_What you are asked to do_
Copy out each line below that has the word "illocutionary" in it.

_Exercise materials_
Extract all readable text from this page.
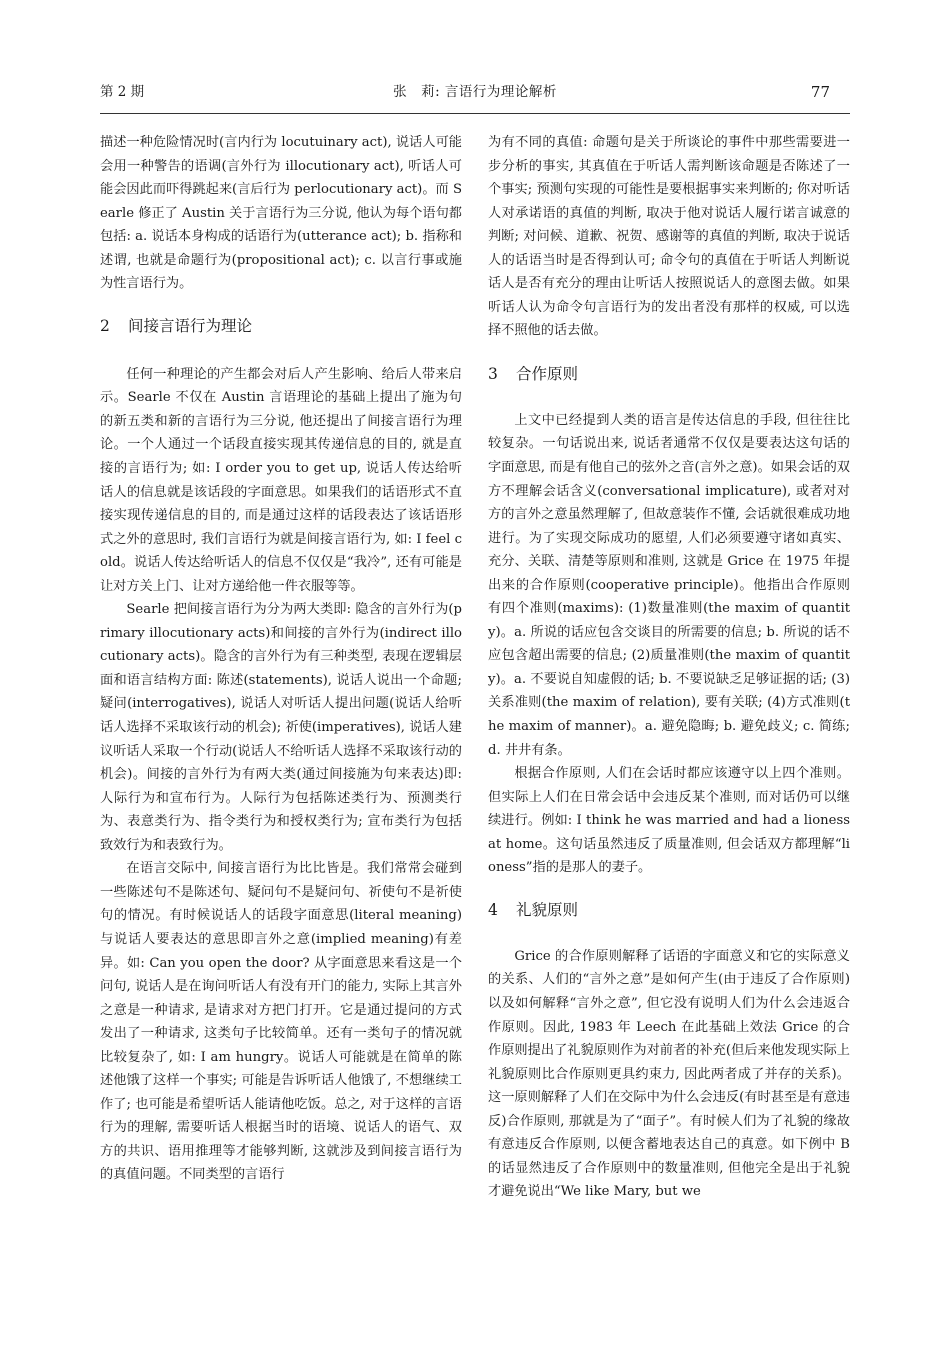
第 2 期	张　莉: 言语行为理论解析	77

描述一种危险情况时(言内行为 locutuinary act), 说话人可能会用一种警告的语调(言外行为 illocutionary act), 听话人可能会因此而吓得跳起来(言后行为 perlocutionary act)。而 Searle 修正了 Austin 关于言语行为三分说, 他认为每个语句都包括: a. 说话本身构成的话语行为(utterance act); b. 指称和述谓, 也就是命题行为(propositional act); c. 以言行事或施为性言语行为。

2	间接言语行为理论

任何一种理论的产生都会对后人产生影响、给后人带来启示。Searle 不仅在 Austin 言语理论的基础上提出了施为句的新五类和新的言语行为三分说, 他还提出了间接言语行为理论。一个人通过一个话段直接实现其传递信息的目的, 就是直接的言语行为; 如: I order you to get up, 说话人传达给听话人的信息就是该话段的字面意思。如果我们的话语形式不直接实现传递信息的目的, 而是通过这样的话段表达了该话语形式之外的意思时, 我们言语行为就是间接言语行为, 如: I feel cold。说话人传达给听话人的信息不仅仅是“我冷”, 还有可能是让对方关上门、让对方递给他一件衣服等等。

Searle 把间接言语行为分为两大类即: 隐含的言外行为(primary illocutionary acts)和间接的言外行为(indirect illocutionary acts)。隐含的言外行为有三种类型, 表现在逻辑层面和语言结构方面: 陈述(statements), 说话人说出一个命题; 疑问(interrogatives), 说话人对听话人提出问题(说话人给听话人选择不采取该行动的机会); 祈使(imperatives), 说话人建议听话人采取一个行动(说话人不给听话人选择不采取该行动的机会)。间接的言外行为有两大类(通过间接施为句来表达)即: 人际行为和宣布行为。人际行为包括陈述类行为、预测类行为、表意类行为、指令类行为和授权类行为; 宣布类行为包括致效行为和表致行为。

在语言交际中, 间接言语行为比比皆是。我们常常会碰到一些陈述句不是陈述句、疑问句不是疑问句、祈使句不是祈使句的情况。有时候说话人的话段字面意思(literal meaning)与说话人要表达的意思即言外之意(implied meaning)有差异。如: Can you open the door? 从字面意思来看这是一个问句, 说话人是在询问听话人有没有开门的能力, 实际上其言外之意是一种请求, 是请求对方把门打开。它是通过提问的方式发出了一种请求, 这类句子比较简单。还有一类句子的情况就比较复杂了, 如: I am hungry。说话人可能就是在简单的陈述他饿了这样一个事实; 可能是告诉听话人他饿了, 不想继续工作了; 也可能是希望听话人能请他吃饭。总之, 对于这样的言语行为的理解, 需要听话人根据当时的语境、说话人的语气、双方的共识、语用推理等才能够判断, 这就涉及到间接言语行为的真值问题。不同类型的言语行

为有不同的真值: 命题句是关于所谈论的事件中那些需要进一步分析的事实, 其真值在于听话人需判断该命题是否陈述了一个事实; 预测句实现的可能性是要根据事实来判断的; 你对听话人对承诺语的真值的判断, 取决于他对说话人履行诺言诚意的判断; 对问候、道歉、祝贺、感谢等的真值的判断, 取决于说话人的话语当时是否得到认可; 命令句的真值在于听话人判断说话人是否有充分的理由让听话人按照说话人的意图去做。如果听话人认为命令句言语行为的发出者没有那样的权威, 可以选择不照他的话去做。

3	合作原则

上文中已经提到人类的语言是传达信息的手段, 但往往比较复杂。一句话说出来, 说话者通常不仅仅是要表达这句话的字面意思, 而是有他自己的弦外之音(言外之意)。如果会话的双方不理解会话含义(conversational implicature), 或者对对方的言外之意虽然理解了, 但故意装作不懂, 会话就很难成功地进行。为了实现交际成功的愿望, 人们必须要遵守诸如真实、充分、关联、清楚等原则和准则, 这就是 Grice 在 1975 年提出来的合作原则(cooperative principle)。他指出合作原则有四个准则(maxims): (1)数量准则(the maxim of quantity)。a. 所说的话应包含交谈目的所需要的信息; b. 所说的话不应包含超出需要的信息; (2)质量准则(the maxim of quantity)。a. 不要说自知虚假的话; b. 不要说缺乏足够证据的话; (3)关系准则(the maxim of relation), 要有关联; (4)方式准则(the maxim of manner)。a. 避免隐晦; b. 避免歧义; c. 简练; d. 井井有条。

根据合作原则, 人们在会话时都应该遵守以上四个准则。但实际上人们在日常会话中会违反某个准则, 而对话仍可以继续进行。例如: I think he was married and had a lioness at home。这句话虽然违反了质量准则, 但会话双方都理解“lioness”指的是那人的妻子。

4	礼貌原则

Grice 的合作原则解释了话语的字面意义和它的实际意义的关系、人们的“言外之意”是如何产生(由于违反了合作原则)以及如何解释“言外之意”, 但它没有说明人们为什么会违返合作原则。因此, 1983 年 Leech 在此基础上效法 Grice 的合作原则提出了礼貌原则作为对前者的补充(但后来他发现实际上礼貌原则比合作原则更具约束力, 因此两者成了并存的关系)。这一原则解释了人们在交际中为什么会违反(有时甚至是有意违反)合作原则, 那就是为了“面子”。有时候人们为了礼貌的缘故有意违反合作原则, 以便含蓄地表达自己的真意。如下例中 B 的话显然违反了合作原则中的数量准则, 但他完全是出于礼貌才避免说出“We like Mary, but we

_Answer in full_
描述一种危险情况时(言内行为 locutuinary act), 说话人可能会用一种警告的语调(言外行为 illocutionary act), 听话人可能会因此而吓得跳起来(言后行为 perlocutionary act)。而 Searle 修正了 Austin 关于言语行为三分说, 他认为每个语句都包括: a. 说话本身构成的话语行为(utterance act); b. 指称和述谓, 也就是命题行为(propositional act); c. 以言行事或施为性言语行为。
Searle 把间接言语行为分为两大类即: 隐含的言外行为(primary illocutionary acts)和间接的言外行为(indirect illocutionary acts)。隐含的言外行为有三种类型, 表现在逻辑层面和语言结构方面: 陈述(statements), 说话人说出一个命题; 疑问(interrogatives), 说话人对听话人提出问题(说话人给听话人选择不采取该行动的机会); 祈使(imperatives), 说话人建议听话人采取一个行动(说话人不给听话人选择不采取该行动的机会)。间接的言外行为有两大类(通过间接施为句来表达)即: 人际行为和宣布行为。人际行为包括陈述类行为、预测类行为、表意类行为、指令类行为和授权类行为; 宣布类行为包括致效行为和表致行为。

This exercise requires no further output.